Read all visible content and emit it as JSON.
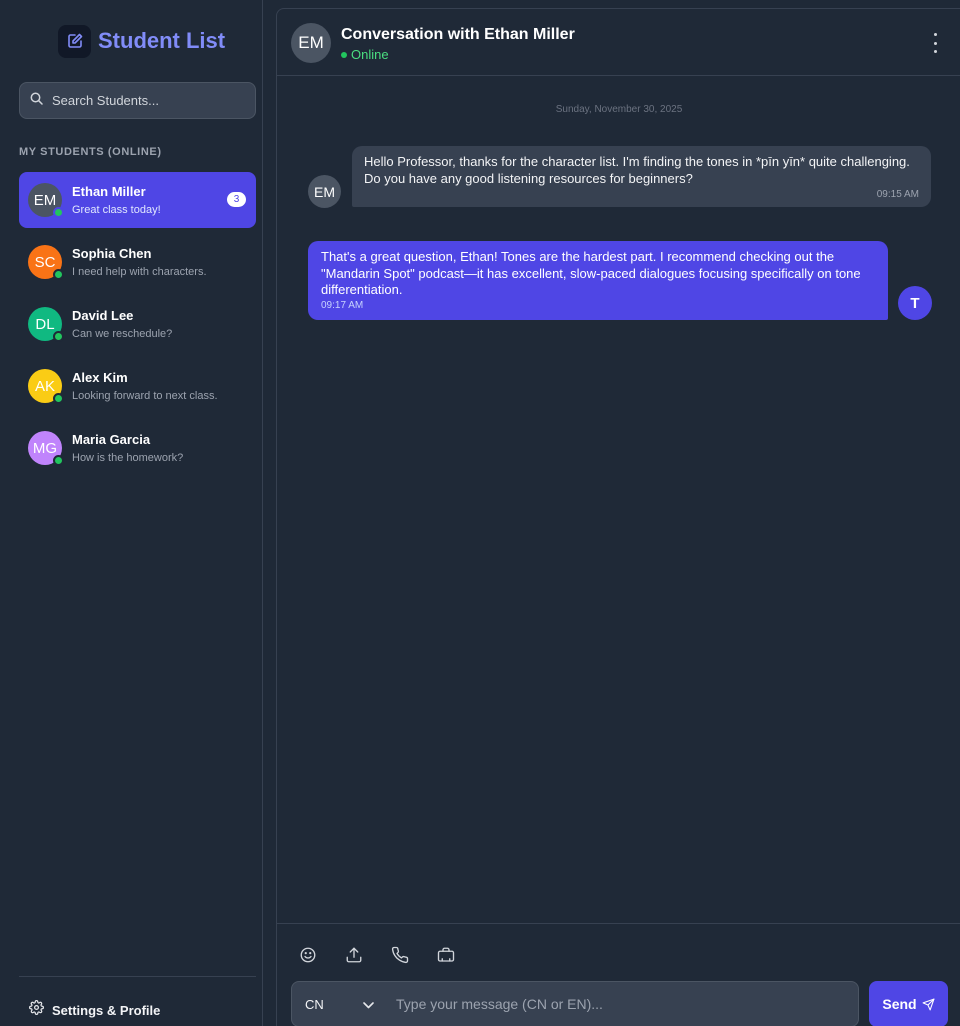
{
  "sidebar": {
    "title": "Student List",
    "search_placeholder": "Search Students...",
    "section_label": "MY STUDENTS (ONLINE)",
    "students": [
      {
        "initials": "EM",
        "name": "Ethan Miller",
        "preview": "Great class today!",
        "unread": "3",
        "color": "#4b5563",
        "active": true,
        "online": true
      },
      {
        "initials": "SC",
        "name": "Sophia Chen",
        "preview": "I need help with characters.",
        "color": "#f97316",
        "active": false,
        "online": true
      },
      {
        "initials": "DL",
        "name": "David Lee",
        "preview": "Can we reschedule?",
        "color": "#10b981",
        "active": false,
        "online": true
      },
      {
        "initials": "AK",
        "name": "Alex Kim",
        "preview": "Looking forward to next class.",
        "color": "#facc15",
        "active": false,
        "online": true
      },
      {
        "initials": "MG",
        "name": "Maria Garcia",
        "preview": "How is the homework?",
        "color": "#c084fc",
        "active": false,
        "online": true
      }
    ],
    "settings_label": "Settings & Profile"
  },
  "chat": {
    "header": {
      "avatar_initials": "EM",
      "title": "Conversation with Ethan Miller",
      "status": "Online"
    },
    "date_label": "Sunday, November 30, 2025",
    "messages": [
      {
        "sender_initials": "EM",
        "text": "Hello Professor, thanks for the character list. I'm finding the tones in *pīn yīn* quite challenging. Do you have any good listening resources for beginners?",
        "time": "09:15 AM"
      },
      {
        "sender_initials": "T",
        "text": "That's a great question, Ethan! Tones are the hardest part. I recommend checking out the \"Mandarin Spot\" podcast—it has excellent, slow-paced dialogues focusing specifically on tone differentiation.",
        "time": "09:17 AM"
      }
    ],
    "composer": {
      "tools": [
        "smile-icon",
        "upload-icon",
        "phone-icon",
        "briefcase-icon"
      ],
      "language": "CN",
      "input_placeholder": "Type your message (CN or EN)...",
      "send_label": "Send"
    }
  },
  "colors": {
    "accent": "#4f46e5",
    "brand_text": "#818cf8",
    "online": "#22c55e",
    "background": "#1f2937"
  }
}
_____
### Written problem
Repeat the data exactly in full, omitting its pictures.

### Written response
Read all visible content and emit it as JSON.
{
  "sidebar": {
    "title": "Student List",
    "search_placeholder": "Search Students...",
    "section_label": "MY STUDENTS (ONLINE)",
    "students": [
      {
        "initials": "EM",
        "name": "Ethan Miller",
        "preview": "Great class today!",
        "unread": "3",
        "color": "#4b5563",
        "active": true,
        "online": true
      },
      {
        "initials": "SC",
        "name": "Sophia Chen",
        "preview": "I need help with characters.",
        "color": "#f97316",
        "active": false,
        "online": true
      },
      {
        "initials": "DL",
        "name": "David Lee",
        "preview": "Can we reschedule?",
        "color": "#10b981",
        "active": false,
        "online": true
      },
      {
        "initials": "AK",
        "name": "Alex Kim",
        "preview": "Looking forward to next class.",
        "color": "#facc15",
        "active": false,
        "online": true
      },
      {
        "initials": "MG",
        "name": "Maria Garcia",
        "preview": "How is the homework?",
        "color": "#c084fc",
        "active": false,
        "online": true
      }
    ],
    "settings_label": "Settings & Profile"
  },
  "chat": {
    "header": {
      "avatar_initials": "EM",
      "title": "Conversation with Ethan Miller",
      "status": "Online"
    },
    "date_label": "Sunday, November 30, 2025",
    "messages": [
      {
        "sender_initials": "EM",
        "text": "Hello Professor, thanks for the character list. I'm finding the tones in *pīn yīn* quite challenging. Do you have any good listening resources for beginners?",
        "time": "09:15 AM"
      },
      {
        "sender_initials": "T",
        "text": "That's a great question, Ethan! Tones are the hardest part. I recommend checking out the \"Mandarin Spot\" podcast—it has excellent, slow-paced dialogues focusing specifically on tone differentiation.",
        "time": "09:17 AM"
      }
    ],
    "composer": {
      "tools": [
        "smile-icon",
        "upload-icon",
        "phone-icon",
        "briefcase-icon"
      ],
      "language": "CN",
      "input_placeholder": "Type your message (CN or EN)...",
      "send_label": "Send"
    }
  },
  "colors": {
    "accent": "#4f46e5",
    "brand_text": "#818cf8",
    "online": "#22c55e",
    "background": "#1f2937"
  }
}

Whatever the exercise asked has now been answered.